Data entries
************
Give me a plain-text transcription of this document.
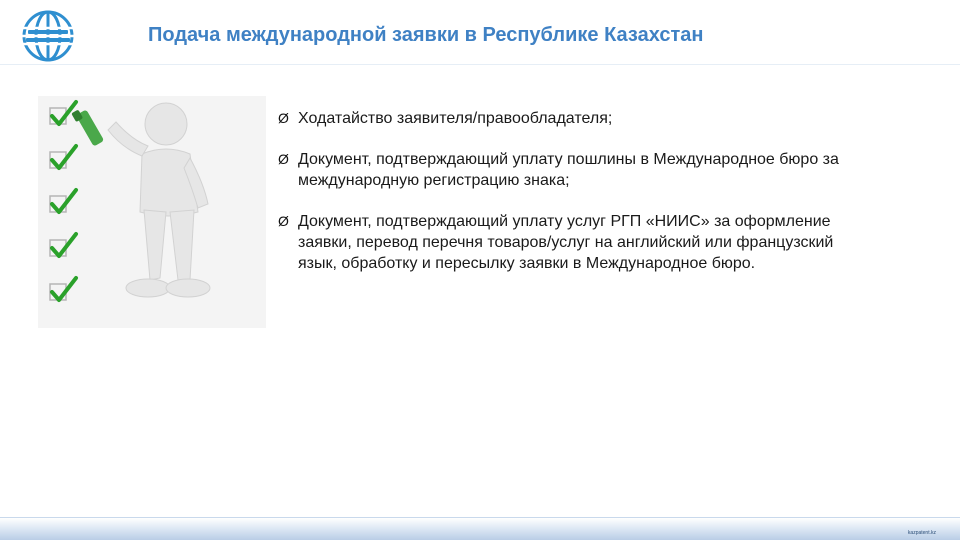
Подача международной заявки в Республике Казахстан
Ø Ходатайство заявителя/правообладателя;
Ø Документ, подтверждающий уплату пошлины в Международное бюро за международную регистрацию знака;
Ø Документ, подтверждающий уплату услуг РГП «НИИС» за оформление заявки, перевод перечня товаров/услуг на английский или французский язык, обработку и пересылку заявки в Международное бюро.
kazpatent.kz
************
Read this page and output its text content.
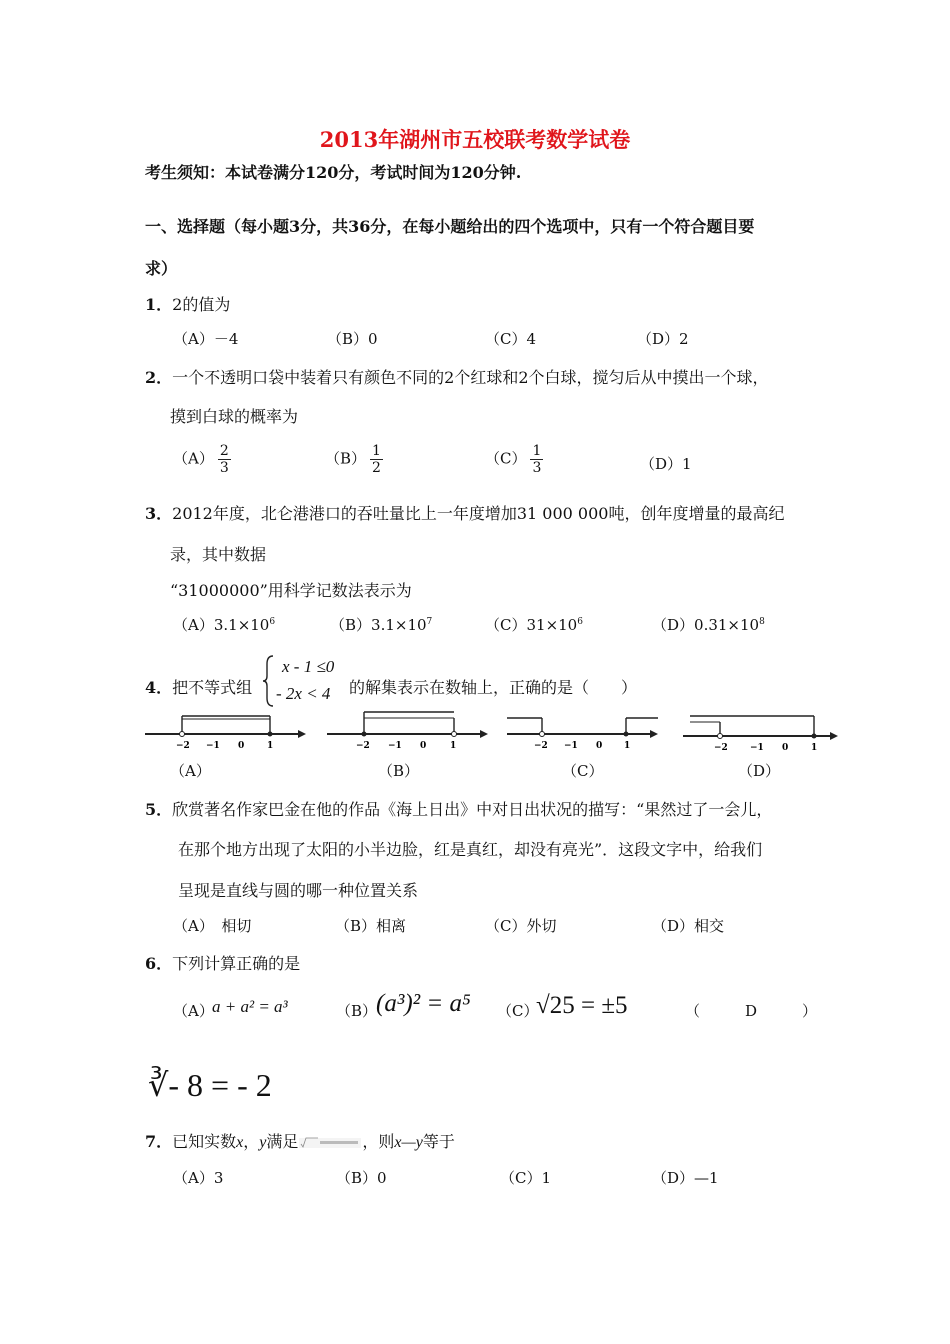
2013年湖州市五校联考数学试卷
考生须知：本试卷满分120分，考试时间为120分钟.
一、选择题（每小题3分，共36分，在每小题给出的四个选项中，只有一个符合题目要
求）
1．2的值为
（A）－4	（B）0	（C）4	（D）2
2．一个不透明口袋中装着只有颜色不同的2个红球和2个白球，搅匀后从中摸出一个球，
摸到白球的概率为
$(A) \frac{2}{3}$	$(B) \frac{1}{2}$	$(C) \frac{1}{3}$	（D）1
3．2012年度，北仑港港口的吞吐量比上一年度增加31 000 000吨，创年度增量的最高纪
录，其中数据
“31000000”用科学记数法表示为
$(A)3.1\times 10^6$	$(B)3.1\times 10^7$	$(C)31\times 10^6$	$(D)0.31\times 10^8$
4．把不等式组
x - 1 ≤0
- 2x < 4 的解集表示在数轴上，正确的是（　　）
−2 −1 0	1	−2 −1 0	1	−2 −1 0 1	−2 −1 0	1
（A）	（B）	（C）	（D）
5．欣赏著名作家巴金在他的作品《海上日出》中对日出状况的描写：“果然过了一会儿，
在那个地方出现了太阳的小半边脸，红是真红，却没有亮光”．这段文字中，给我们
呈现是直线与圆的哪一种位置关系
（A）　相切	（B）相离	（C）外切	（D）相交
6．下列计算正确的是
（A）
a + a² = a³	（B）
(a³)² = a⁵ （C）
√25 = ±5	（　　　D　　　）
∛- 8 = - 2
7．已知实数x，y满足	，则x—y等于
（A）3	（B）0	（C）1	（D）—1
************
Reproduce each line holding the word "text".

● **TASK ANSWER**
Give me a plain-text transcription of this document.
Read this page and output its text content.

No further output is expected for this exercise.